• _What this task involves_
Your task is to print all of the material verbatim.

····················

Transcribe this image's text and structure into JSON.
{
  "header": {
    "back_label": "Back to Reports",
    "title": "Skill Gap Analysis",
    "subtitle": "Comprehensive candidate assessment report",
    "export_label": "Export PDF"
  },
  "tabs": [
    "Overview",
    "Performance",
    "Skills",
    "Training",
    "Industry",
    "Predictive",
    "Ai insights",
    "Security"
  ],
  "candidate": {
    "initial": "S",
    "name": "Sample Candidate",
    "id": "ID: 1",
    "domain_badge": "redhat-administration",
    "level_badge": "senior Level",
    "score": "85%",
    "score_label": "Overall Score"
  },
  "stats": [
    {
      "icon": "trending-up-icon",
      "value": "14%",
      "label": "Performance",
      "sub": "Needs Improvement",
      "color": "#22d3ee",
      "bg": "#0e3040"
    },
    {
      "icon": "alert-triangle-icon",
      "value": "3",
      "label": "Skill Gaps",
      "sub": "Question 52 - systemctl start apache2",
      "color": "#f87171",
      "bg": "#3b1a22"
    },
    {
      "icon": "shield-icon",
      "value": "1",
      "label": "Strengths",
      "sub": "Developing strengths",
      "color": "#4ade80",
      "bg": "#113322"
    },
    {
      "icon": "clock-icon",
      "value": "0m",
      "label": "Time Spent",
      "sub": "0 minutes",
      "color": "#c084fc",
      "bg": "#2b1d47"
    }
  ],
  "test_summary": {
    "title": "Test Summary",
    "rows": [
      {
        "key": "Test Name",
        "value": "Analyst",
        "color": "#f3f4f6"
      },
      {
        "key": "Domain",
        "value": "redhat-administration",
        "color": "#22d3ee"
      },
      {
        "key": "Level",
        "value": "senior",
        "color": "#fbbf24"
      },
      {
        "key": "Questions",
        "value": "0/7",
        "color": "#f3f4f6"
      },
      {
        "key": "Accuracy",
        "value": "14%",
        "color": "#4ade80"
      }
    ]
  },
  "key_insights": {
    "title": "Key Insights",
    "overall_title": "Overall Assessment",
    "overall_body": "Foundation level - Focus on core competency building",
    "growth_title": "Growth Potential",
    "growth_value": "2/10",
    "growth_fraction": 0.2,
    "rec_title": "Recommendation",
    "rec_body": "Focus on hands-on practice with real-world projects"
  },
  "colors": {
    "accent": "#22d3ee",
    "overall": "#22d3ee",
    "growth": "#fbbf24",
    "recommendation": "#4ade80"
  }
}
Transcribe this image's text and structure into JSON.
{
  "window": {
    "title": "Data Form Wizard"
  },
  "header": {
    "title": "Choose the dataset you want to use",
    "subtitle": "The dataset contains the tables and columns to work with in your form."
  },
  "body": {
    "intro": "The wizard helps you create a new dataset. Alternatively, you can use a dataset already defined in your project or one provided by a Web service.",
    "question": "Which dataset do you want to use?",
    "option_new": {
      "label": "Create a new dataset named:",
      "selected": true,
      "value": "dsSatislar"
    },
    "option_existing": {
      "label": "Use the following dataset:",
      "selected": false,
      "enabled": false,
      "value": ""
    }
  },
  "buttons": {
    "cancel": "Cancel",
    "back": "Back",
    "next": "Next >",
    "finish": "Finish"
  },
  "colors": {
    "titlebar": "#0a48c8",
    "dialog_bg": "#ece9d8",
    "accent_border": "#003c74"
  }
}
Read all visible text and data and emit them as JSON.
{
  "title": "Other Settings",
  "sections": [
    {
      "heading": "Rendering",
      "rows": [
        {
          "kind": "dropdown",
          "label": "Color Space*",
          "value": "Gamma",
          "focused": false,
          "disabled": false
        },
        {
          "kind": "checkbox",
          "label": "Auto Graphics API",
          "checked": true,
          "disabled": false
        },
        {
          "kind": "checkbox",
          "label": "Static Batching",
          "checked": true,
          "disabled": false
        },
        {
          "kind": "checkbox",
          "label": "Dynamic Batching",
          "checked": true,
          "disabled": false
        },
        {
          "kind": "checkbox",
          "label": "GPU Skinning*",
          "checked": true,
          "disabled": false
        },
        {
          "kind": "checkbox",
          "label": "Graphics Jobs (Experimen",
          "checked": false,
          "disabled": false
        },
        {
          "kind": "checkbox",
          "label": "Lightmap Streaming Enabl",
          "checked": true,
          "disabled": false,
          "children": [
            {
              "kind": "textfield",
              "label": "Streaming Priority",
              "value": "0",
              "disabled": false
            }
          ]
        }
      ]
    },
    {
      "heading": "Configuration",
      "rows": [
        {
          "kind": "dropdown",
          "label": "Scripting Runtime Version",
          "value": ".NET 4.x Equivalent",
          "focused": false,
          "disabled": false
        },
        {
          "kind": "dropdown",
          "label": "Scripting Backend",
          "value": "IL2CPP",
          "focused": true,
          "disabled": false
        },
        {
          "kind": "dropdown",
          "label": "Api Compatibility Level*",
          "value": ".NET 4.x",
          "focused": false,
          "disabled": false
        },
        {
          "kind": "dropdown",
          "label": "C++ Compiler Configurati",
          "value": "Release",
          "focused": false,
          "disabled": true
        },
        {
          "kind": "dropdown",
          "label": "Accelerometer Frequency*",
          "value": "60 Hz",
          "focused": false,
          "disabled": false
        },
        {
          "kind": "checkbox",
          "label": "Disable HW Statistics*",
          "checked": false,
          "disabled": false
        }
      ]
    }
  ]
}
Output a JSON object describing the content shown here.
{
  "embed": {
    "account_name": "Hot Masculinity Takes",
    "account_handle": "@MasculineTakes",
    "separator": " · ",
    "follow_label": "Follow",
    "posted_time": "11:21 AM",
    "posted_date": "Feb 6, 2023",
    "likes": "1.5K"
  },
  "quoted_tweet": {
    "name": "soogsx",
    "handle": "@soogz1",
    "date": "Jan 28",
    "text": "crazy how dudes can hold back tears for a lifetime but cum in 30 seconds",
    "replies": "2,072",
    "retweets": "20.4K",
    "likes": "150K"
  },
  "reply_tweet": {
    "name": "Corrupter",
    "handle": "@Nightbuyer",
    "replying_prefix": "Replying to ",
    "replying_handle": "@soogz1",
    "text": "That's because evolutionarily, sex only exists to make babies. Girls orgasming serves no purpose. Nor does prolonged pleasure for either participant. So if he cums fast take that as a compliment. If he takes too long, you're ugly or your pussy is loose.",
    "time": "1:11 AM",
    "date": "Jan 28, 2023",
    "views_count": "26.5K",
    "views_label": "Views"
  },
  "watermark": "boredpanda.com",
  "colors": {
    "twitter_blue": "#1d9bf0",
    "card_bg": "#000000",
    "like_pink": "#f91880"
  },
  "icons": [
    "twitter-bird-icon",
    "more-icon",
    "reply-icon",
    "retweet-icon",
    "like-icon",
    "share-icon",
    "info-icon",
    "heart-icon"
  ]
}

····················

• _Written reply_
Transcribe this image's text and structure into JSON.
{
  "header": {
    "back_label": "Back to Reports",
    "title": "Skill Gap Analysis",
    "subtitle": "Comprehensive candidate assessment report",
    "export_label": "Export PDF"
  },
  "tabs": [
    "Overview",
    "Performance",
    "Skills",
    "Training",
    "Industry",
    "Predictive",
    "Ai insights",
    "Security"
  ],
  "candidate": {
    "initial": "S",
    "name": "Sample Candidate",
    "id": "ID: 1",
    "domain_badge": "redhat-administration",
    "level_badge": "senior Level",
    "score": "85%",
    "score_label": "Overall Score"
  },
  "stats": [
    {
      "icon": "trending-up-icon",
      "value": "14%",
      "label": "Performance",
      "sub": "Needs Improvement",
      "color": "#22d3ee",
      "bg": "#0e3040"
    },
    {
      "icon": "alert-triangle-icon",
      "value": "3",
      "label": "Skill Gaps",
      "sub": "Question 52 - systemctl start apache2",
      "color": "#f87171",
      "bg": "#3b1a22"
    },
    {
      "icon": "shield-icon",
      "value": "1",
      "label": "Strengths",
      "sub": "Developing strengths",
      "color": "#4ade80",
      "bg": "#113322"
    },
    {
      "icon": "clock-icon",
      "value": "0m",
      "label": "Time Spent",
      "sub": "0 minutes",
      "color": "#c084fc",
      "bg": "#2b1d47"
    }
  ],
  "test_summary": {
    "title": "Test Summary",
    "rows": [
      {
        "key": "Test Name",
        "value": "Analyst",
        "color": "#f3f4f6"
      },
      {
        "key": "Domain",
        "value": "redhat-administration",
        "color": "#22d3ee"
      },
      {
        "key": "Level",
        "value": "senior",
        "color": "#fbbf24"
      },
      {
        "key": "Questions",
        "value": "0/7",
        "color": "#f3f4f6"
      },
      {
        "key": "Accuracy",
        "value": "14%",
        "color": "#4ade80"
      }
    ]
  },
  "key_insights": {
    "title": "Key Insights",
    "overall_title": "Overall Assessment",
    "overall_body": "Foundation level - Focus on core competency building",
    "growth_title": "Growth Potential",
    "growth_value": "2/10",
    "growth_fraction": 0.2,
    "rec_title": "Recommendation",
    "rec_body": "Focus on hands-on practice with real-world projects"
  },
  "colors": {
    "accent": "#22d3ee",
    "overall": "#22d3ee",
    "growth": "#fbbf24",
    "recommendation": "#4ade80"
  }
}
Transcribe this image's text and structure into JSON.
{
  "window": {
    "title": "Data Form Wizard"
  },
  "header": {
    "title": "Choose the dataset you want to use",
    "subtitle": "The dataset contains the tables and columns to work with in your form."
  },
  "body": {
    "intro": "The wizard helps you create a new dataset. Alternatively, you can use a dataset already defined in your project or one provided by a Web service.",
    "question": "Which dataset do you want to use?",
    "option_new": {
      "label": "Create a new dataset named:",
      "selected": true,
      "value": "dsSatislar"
    },
    "option_existing": {
      "label": "Use the following dataset:",
      "selected": false,
      "enabled": false,
      "value": ""
    }
  },
  "buttons": {
    "cancel": "Cancel",
    "back": "Back",
    "next": "Next >",
    "finish": "Finish"
  },
  "colors": {
    "titlebar": "#0a48c8",
    "dialog_bg": "#ece9d8",
    "accent_border": "#003c74"
  }
}
Read all visible text and data and emit them as JSON.
{
  "title": "Other Settings",
  "sections": [
    {
      "heading": "Rendering",
      "rows": [
        {
          "kind": "dropdown",
          "label": "Color Space*",
          "value": "Gamma",
          "focused": false,
          "disabled": false
        },
        {
          "kind": "checkbox",
          "label": "Auto Graphics API",
          "checked": true,
          "disabled": false
        },
        {
          "kind": "checkbox",
          "label": "Static Batching",
          "checked": true,
          "disabled": false
        },
        {
          "kind": "checkbox",
          "label": "Dynamic Batching",
          "checked": true,
          "disabled": false
        },
        {
          "kind": "checkbox",
          "label": "GPU Skinning*",
          "checked": true,
          "disabled": false
        },
        {
          "kind": "checkbox",
          "label": "Graphics Jobs (Experimen",
          "checked": false,
          "disabled": false
        },
        {
          "kind": "checkbox",
          "label": "Lightmap Streaming Enabl",
          "checked": true,
          "disabled": false,
          "children": [
            {
              "kind": "textfield",
              "label": "Streaming Priority",
              "value": "0",
              "disabled": false
            }
          ]
        }
      ]
    },
    {
      "heading": "Configuration",
      "rows": [
        {
          "kind": "dropdown",
          "label": "Scripting Runtime Version",
          "value": ".NET 4.x Equivalent",
          "focused": false,
          "disabled": false
        },
        {
          "kind": "dropdown",
          "label": "Scripting Backend",
          "value": "IL2CPP",
          "focused": true,
          "disabled": false
        },
        {
          "kind": "dropdown",
          "label": "Api Compatibility Level*",
          "value": ".NET 4.x",
          "focused": false,
          "disabled": false
        },
        {
          "kind": "dropdown",
          "label": "C++ Compiler Configurati",
          "value": "Release",
          "focused": false,
          "disabled": true
        },
        {
          "kind": "dropdown",
          "label": "Accelerometer Frequency*",
          "value": "60 Hz",
          "focused": false,
          "disabled": false
        },
        {
          "kind": "checkbox",
          "label": "Disable HW Statistics*",
          "checked": false,
          "disabled": false
        }
      ]
    }
  ]
}
Output a JSON object describing the content shown here.
{
  "embed": {
    "account_name": "Hot Masculinity Takes",
    "account_handle": "@MasculineTakes",
    "separator": " · ",
    "follow_label": "Follow",
    "posted_time": "11:21 AM",
    "posted_date": "Feb 6, 2023",
    "likes": "1.5K"
  },
  "quoted_tweet": {
    "name": "soogsx",
    "handle": "@soogz1",
    "date": "Jan 28",
    "text": "crazy how dudes can hold back tears for a lifetime but cum in 30 seconds",
    "replies": "2,072",
    "retweets": "20.4K",
    "likes": "150K"
  },
  "reply_tweet": {
    "name": "Corrupter",
    "handle": "@Nightbuyer",
    "replying_prefix": "Replying to ",
    "replying_handle": "@soogz1",
    "text": "That's because evolutionarily, sex only exists to make babies. Girls orgasming serves no purpose. Nor does prolonged pleasure for either participant. So if he cums fast take that as a compliment. If he takes too long, you're ugly or your pussy is loose.",
    "time": "1:11 AM",
    "date": "Jan 28, 2023",
    "views_count": "26.5K",
    "views_label": "Views"
  },
  "watermark": "boredpanda.com",
  "colors": {
    "twitter_blue": "#1d9bf0",
    "card_bg": "#000000",
    "like_pink": "#f91880"
  },
  "icons": [
    "twitter-bird-icon",
    "more-icon",
    "reply-icon",
    "retweet-icon",
    "like-icon",
    "share-icon",
    "info-icon",
    "heart-icon"
  ]
}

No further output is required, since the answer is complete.